(Rows from a dataset)

==================================================

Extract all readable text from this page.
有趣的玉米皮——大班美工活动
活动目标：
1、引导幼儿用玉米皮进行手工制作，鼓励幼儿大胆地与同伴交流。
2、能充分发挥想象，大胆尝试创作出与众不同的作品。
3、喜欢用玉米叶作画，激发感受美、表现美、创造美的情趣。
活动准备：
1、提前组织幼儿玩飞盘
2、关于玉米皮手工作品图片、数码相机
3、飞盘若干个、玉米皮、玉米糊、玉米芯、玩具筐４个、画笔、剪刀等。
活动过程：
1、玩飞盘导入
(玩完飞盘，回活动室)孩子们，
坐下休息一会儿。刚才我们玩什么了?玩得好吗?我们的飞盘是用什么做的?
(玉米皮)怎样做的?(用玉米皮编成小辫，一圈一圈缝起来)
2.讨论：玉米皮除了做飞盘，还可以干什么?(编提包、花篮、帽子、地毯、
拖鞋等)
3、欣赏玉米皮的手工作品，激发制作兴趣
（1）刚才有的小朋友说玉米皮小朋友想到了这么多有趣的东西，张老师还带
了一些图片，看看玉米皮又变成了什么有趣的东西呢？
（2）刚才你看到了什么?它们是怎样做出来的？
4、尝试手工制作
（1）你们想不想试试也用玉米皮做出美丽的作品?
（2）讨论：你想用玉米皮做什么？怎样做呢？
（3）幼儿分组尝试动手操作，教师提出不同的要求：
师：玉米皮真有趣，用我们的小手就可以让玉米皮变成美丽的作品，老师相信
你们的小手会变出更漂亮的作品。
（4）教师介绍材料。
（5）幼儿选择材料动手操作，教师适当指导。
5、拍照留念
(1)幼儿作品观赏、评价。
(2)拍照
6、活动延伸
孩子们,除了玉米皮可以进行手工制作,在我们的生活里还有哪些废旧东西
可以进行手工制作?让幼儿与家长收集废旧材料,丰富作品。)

==================================================

WRITTEN EXERCISE:
Your task is to repeat every line exactly.

FINISHED TASK:
Extract all readable text from this page.
有趣的玉米皮——大班美工活动
活动目标：
1、引导幼儿用玉米皮进行手工制作，鼓励幼儿大胆地与同伴交流。
2、能充分发挥想象，大胆尝试创作出与众不同的作品。
3、喜欢用玉米叶作画，激发感受美、表现美、创造美的情趣。
活动准备：
1、提前组织幼儿玩飞盘
2、关于玉米皮手工作品图片、数码相机
3、飞盘若干个、玉米皮、玉米糊、玉米芯、玩具筐４个、画笔、剪刀等。
活动过程：
1、玩飞盘导入
(玩完飞盘，回活动室)孩子们，
坐下休息一会儿。刚才我们玩什么了?玩得好吗?我们的飞盘是用什么做的?
(玉米皮)怎样做的?(用玉米皮编成小辫，一圈一圈缝起来)
2.讨论：玉米皮除了做飞盘，还可以干什么?(编提包、花篮、帽子、地毯、
拖鞋等)
3、欣赏玉米皮的手工作品，激发制作兴趣
（1）刚才有的小朋友说玉米皮小朋友想到了这么多有趣的东西，张老师还带
了一些图片，看看玉米皮又变成了什么有趣的东西呢？
（2）刚才你看到了什么?它们是怎样做出来的？
4、尝试手工制作
（1）你们想不想试试也用玉米皮做出美丽的作品?
（2）讨论：你想用玉米皮做什么？怎样做呢？
（3）幼儿分组尝试动手操作，教师提出不同的要求：
师：玉米皮真有趣，用我们的小手就可以让玉米皮变成美丽的作品，老师相信
你们的小手会变出更漂亮的作品。
（4）教师介绍材料。
（5）幼儿选择材料动手操作，教师适当指导。
5、拍照留念
(1)幼儿作品观赏、评价。
(2)拍照
6、活动延伸
孩子们,除了玉米皮可以进行手工制作,在我们的生活里还有哪些废旧东西
可以进行手工制作?让幼儿与家长收集废旧材料,丰富作品。)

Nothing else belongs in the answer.